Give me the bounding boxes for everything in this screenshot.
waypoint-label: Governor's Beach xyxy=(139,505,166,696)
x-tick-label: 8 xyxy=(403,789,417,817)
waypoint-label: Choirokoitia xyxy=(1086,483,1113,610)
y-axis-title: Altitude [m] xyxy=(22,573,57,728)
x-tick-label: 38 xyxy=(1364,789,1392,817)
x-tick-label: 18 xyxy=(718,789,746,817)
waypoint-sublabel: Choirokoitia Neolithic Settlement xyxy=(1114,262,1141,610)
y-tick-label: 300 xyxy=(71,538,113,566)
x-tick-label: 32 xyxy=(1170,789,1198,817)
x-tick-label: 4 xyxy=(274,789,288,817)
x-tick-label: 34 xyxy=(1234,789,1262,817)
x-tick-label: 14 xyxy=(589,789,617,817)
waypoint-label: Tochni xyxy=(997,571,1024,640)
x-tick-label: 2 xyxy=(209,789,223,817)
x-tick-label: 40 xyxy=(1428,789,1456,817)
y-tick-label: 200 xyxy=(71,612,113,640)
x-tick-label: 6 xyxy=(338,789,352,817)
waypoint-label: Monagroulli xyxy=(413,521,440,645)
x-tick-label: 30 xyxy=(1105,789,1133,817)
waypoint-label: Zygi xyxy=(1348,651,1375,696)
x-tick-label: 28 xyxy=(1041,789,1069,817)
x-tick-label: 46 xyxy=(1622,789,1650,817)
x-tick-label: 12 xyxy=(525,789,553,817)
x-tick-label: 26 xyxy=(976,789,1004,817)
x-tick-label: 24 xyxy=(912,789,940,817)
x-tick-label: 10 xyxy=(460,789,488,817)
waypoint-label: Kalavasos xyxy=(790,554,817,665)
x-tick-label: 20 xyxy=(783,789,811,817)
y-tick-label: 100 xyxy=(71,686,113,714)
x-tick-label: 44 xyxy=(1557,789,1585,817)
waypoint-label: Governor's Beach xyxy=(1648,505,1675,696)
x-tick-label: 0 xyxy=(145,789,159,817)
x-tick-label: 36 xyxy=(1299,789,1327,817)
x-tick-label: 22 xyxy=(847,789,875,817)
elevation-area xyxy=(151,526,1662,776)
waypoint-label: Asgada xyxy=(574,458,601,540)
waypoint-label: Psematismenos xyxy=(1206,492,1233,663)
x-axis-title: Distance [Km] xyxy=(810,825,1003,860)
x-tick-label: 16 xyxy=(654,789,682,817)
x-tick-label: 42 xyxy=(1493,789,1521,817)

Work instructions =
Can you return the entry above line for line, with every character unchanged?

Task output =
Give me the bounding boxes for everything in this screenshot.
waypoint-label: Governor's Beach xyxy=(139,505,166,696)
x-tick-label: 8 xyxy=(403,789,417,817)
waypoint-label: Choirokoitia xyxy=(1086,483,1113,610)
y-axis-title: Altitude [m] xyxy=(22,573,57,728)
x-tick-label: 38 xyxy=(1364,789,1392,817)
x-tick-label: 18 xyxy=(718,789,746,817)
waypoint-sublabel: Choirokoitia Neolithic Settlement xyxy=(1114,262,1141,610)
y-tick-label: 300 xyxy=(71,538,113,566)
x-tick-label: 32 xyxy=(1170,789,1198,817)
x-tick-label: 4 xyxy=(274,789,288,817)
x-tick-label: 34 xyxy=(1234,789,1262,817)
x-tick-label: 14 xyxy=(589,789,617,817)
waypoint-label: Tochni xyxy=(997,571,1024,640)
x-tick-label: 2 xyxy=(209,789,223,817)
x-tick-label: 40 xyxy=(1428,789,1456,817)
y-tick-label: 200 xyxy=(71,612,113,640)
x-tick-label: 6 xyxy=(338,789,352,817)
waypoint-label: Monagroulli xyxy=(413,521,440,645)
x-tick-label: 30 xyxy=(1105,789,1133,817)
waypoint-label: Zygi xyxy=(1348,651,1375,696)
x-tick-label: 28 xyxy=(1041,789,1069,817)
x-tick-label: 46 xyxy=(1622,789,1650,817)
x-tick-label: 12 xyxy=(525,789,553,817)
x-tick-label: 26 xyxy=(976,789,1004,817)
x-tick-label: 24 xyxy=(912,789,940,817)
x-tick-label: 10 xyxy=(460,789,488,817)
waypoint-label: Kalavasos xyxy=(790,554,817,665)
x-tick-label: 20 xyxy=(783,789,811,817)
y-tick-label: 100 xyxy=(71,686,113,714)
x-tick-label: 44 xyxy=(1557,789,1585,817)
waypoint-label: Governor's Beach xyxy=(1648,505,1675,696)
x-tick-label: 0 xyxy=(145,789,159,817)
x-tick-label: 36 xyxy=(1299,789,1327,817)
x-tick-label: 22 xyxy=(847,789,875,817)
elevation-area xyxy=(151,526,1662,776)
waypoint-label: Asgada xyxy=(574,458,601,540)
waypoint-label: Psematismenos xyxy=(1206,492,1233,663)
x-axis-title: Distance [Km] xyxy=(810,825,1003,860)
x-tick-label: 16 xyxy=(654,789,682,817)
x-tick-label: 42 xyxy=(1493,789,1521,817)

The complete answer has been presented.